§ **Twoje zadanie**:
Powtórz dokładnie wszystkie poniższe wpisy, wiersz po wierszu i bez żadnych zmian. Obrazy pomiń w odpowiedzi.

§ **Dane do zadania**:
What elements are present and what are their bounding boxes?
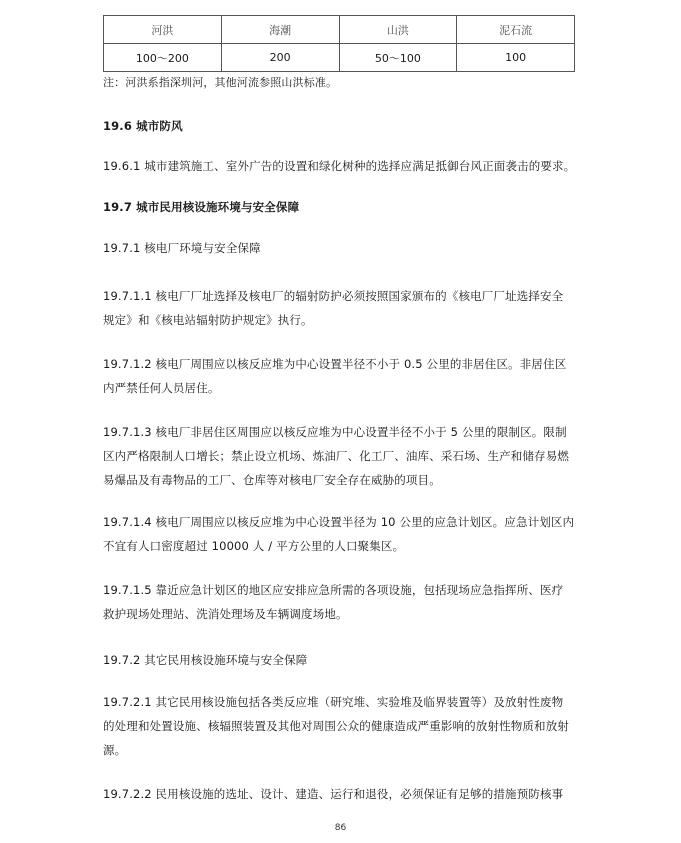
table-row [104, 44, 575, 72]
table-header-cell: 海潮 [221, 16, 339, 44]
paragraph-line: 区内严格限制人口增长；禁止设立机场、炼油厂、化工厂、油库、采石场、生产和储存易燃 [103, 449, 569, 463]
paragraph-19-7-1-1 [103, 284, 588, 332]
paragraph-line: 19.7.1.1 核电厂厂址选择及核电厂的辐射防护必须按照国家颁布的《核电厂厂址选择安全 [103, 289, 564, 303]
paragraph-19-7-1-4 [103, 510, 588, 558]
paragraph-line: 19.7.2.1 其它民用核设施包括各类反应堆（研究堆、实验堆及临界装置等）及放射性废物 [103, 695, 564, 709]
table-cell: 100 [457, 44, 575, 72]
paragraph-line: 内严禁任何人员居住。 [103, 381, 220, 395]
section-heading-19-6: 19.6 城市防风 [103, 119, 183, 133]
table-cell: 100～200 [104, 44, 222, 72]
paragraph-line: 19.7.1.3 核电厂非居住区周围应以核反应堆为中心设置半径不小于 5 公里的限制区。限制 [103, 425, 567, 439]
paragraph-line: 规定》和《核电站辐射防护规定》执行。 [103, 313, 313, 327]
table-cell: 200 [221, 44, 339, 72]
paragraph-19-7-2-2 [103, 782, 588, 806]
paragraph-line: 救护现场处理站、洗消处理场及车辆调度场地。 [103, 607, 348, 621]
paragraph-line: 19.7.1.4 核电厂周围应以核反应堆为中心设置半径为 10 公里的应急计划区。应急计划区内 [103, 515, 575, 529]
paragraph-line: 19.7.1.5 靠近应急计划区的地区应安排应急所需的各项设施，包括现场应急指挥所、医疗 [103, 583, 564, 597]
paragraph-line: 19.7.2.2 民用核设施的选址、设计、建造、运行和退役，必须保证有足够的措施预防核事 [103, 787, 564, 801]
paragraph-line: 易爆品及有毒物品的工厂、仓库等对核电厂安全存在威胁的项目。 [103, 473, 441, 487]
table-header-cell: 河洪 [104, 16, 222, 44]
paragraph-19-6-1: 19.6.1 城市建筑施工、室外广告的设置和绿化树种的选择应满足抵御台风正面袭击的要求。 [103, 159, 576, 173]
subsection-title-19-7-2: 19.7.2 其它民用核设施环境与安全保障 [103, 653, 308, 667]
table-header-cell: 泥石流 [457, 16, 575, 44]
subsection-title-19-7-1: 19.7.1 核电厂环境与安全保障 [103, 241, 261, 255]
flood-standard-table [103, 15, 575, 72]
paragraph-line: 不宜有人口密度超过 10000 人 / 平方公里的人口聚集区。 [103, 539, 405, 553]
paragraph-19-7-1-2 [103, 352, 588, 400]
section-heading-19-7: 19.7 城市民用核设施环境与安全保障 [103, 200, 300, 214]
table-header-row [104, 16, 575, 44]
paragraph-line: 的处理和处置设施、核辐照装置及其他对周围公众的健康造成严重影响的放射性物质和放射 [103, 719, 569, 733]
paragraph-19-7-1-3 [103, 420, 588, 492]
table-header-cell: 山洪 [339, 16, 457, 44]
paragraph-line: 源。 [103, 743, 127, 757]
page-number: 86 [334, 823, 347, 833]
paragraph-line: 19.7.1.2 核电厂周围应以核反应堆为中心设置半径不小于 0.5 公里的非居住区。非居住区 [103, 357, 567, 371]
table-cell: 50～100 [339, 44, 457, 72]
paragraph-19-7-2-1 [103, 690, 588, 762]
paragraph-19-7-1-5 [103, 578, 588, 626]
table-note: 注：河洪系指深圳河，其他河流参照山洪标准。 [103, 76, 338, 89]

§ **Odpowiedź**:
What elements are present and what are their bounding boxes?
table-row [104, 44, 575, 72]
table-header-cell: 海潮 [221, 16, 339, 44]
paragraph-line: 区内严格限制人口增长；禁止设立机场、炼油厂、化工厂、油库、采石场、生产和储存易燃 [103, 449, 569, 463]
paragraph-19-7-1-1 [103, 284, 588, 332]
paragraph-line: 19.7.1.1 核电厂厂址选择及核电厂的辐射防护必须按照国家颁布的《核电厂厂址选择安全 [103, 289, 564, 303]
paragraph-19-7-1-4 [103, 510, 588, 558]
paragraph-line: 19.7.2.1 其它民用核设施包括各类反应堆（研究堆、实验堆及临界装置等）及放射性废物 [103, 695, 564, 709]
table-cell: 100 [457, 44, 575, 72]
paragraph-line: 内严禁任何人员居住。 [103, 381, 220, 395]
section-heading-19-6: 19.6 城市防风 [103, 119, 183, 133]
table-cell: 100～200 [104, 44, 222, 72]
paragraph-line: 19.7.1.3 核电厂非居住区周围应以核反应堆为中心设置半径不小于 5 公里的限制区。限制 [103, 425, 567, 439]
paragraph-line: 规定》和《核电站辐射防护规定》执行。 [103, 313, 313, 327]
table-cell: 200 [221, 44, 339, 72]
paragraph-19-7-2-2 [103, 782, 588, 806]
paragraph-line: 救护现场处理站、洗消处理场及车辆调度场地。 [103, 607, 348, 621]
paragraph-line: 19.7.1.4 核电厂周围应以核反应堆为中心设置半径为 10 公里的应急计划区。应急计划区内 [103, 515, 575, 529]
paragraph-line: 19.7.1.5 靠近应急计划区的地区应安排应急所需的各项设施，包括现场应急指挥所、医疗 [103, 583, 564, 597]
paragraph-line: 19.7.2.2 民用核设施的选址、设计、建造、运行和退役，必须保证有足够的措施预防核事 [103, 787, 564, 801]
paragraph-line: 易爆品及有毒物品的工厂、仓库等对核电厂安全存在威胁的项目。 [103, 473, 441, 487]
table-header-cell: 河洪 [104, 16, 222, 44]
paragraph-19-6-1: 19.6.1 城市建筑施工、室外广告的设置和绿化树种的选择应满足抵御台风正面袭击的要求。 [103, 159, 576, 173]
subsection-title-19-7-2: 19.7.2 其它民用核设施环境与安全保障 [103, 653, 308, 667]
table-header-cell: 泥石流 [457, 16, 575, 44]
subsection-title-19-7-1: 19.7.1 核电厂环境与安全保障 [103, 241, 261, 255]
flood-standard-table [103, 15, 575, 72]
paragraph-line: 不宜有人口密度超过 10000 人 / 平方公里的人口聚集区。 [103, 539, 405, 553]
paragraph-19-7-1-2 [103, 352, 588, 400]
section-heading-19-7: 19.7 城市民用核设施环境与安全保障 [103, 200, 300, 214]
table-header-row [104, 16, 575, 44]
paragraph-line: 的处理和处置设施、核辐照装置及其他对周围公众的健康造成严重影响的放射性物质和放射 [103, 719, 569, 733]
paragraph-19-7-1-3 [103, 420, 588, 492]
table-header-cell: 山洪 [339, 16, 457, 44]
paragraph-line: 源。 [103, 743, 127, 757]
page-number: 86 [334, 823, 347, 833]
paragraph-line: 19.7.1.2 核电厂周围应以核反应堆为中心设置半径不小于 0.5 公里的非居住区。非居住区 [103, 357, 567, 371]
table-cell: 50～100 [339, 44, 457, 72]
paragraph-19-7-2-1 [103, 690, 588, 762]
paragraph-19-7-1-5 [103, 578, 588, 626]
table-note: 注：河洪系指深圳河，其他河流参照山洪标准。 [103, 76, 338, 89]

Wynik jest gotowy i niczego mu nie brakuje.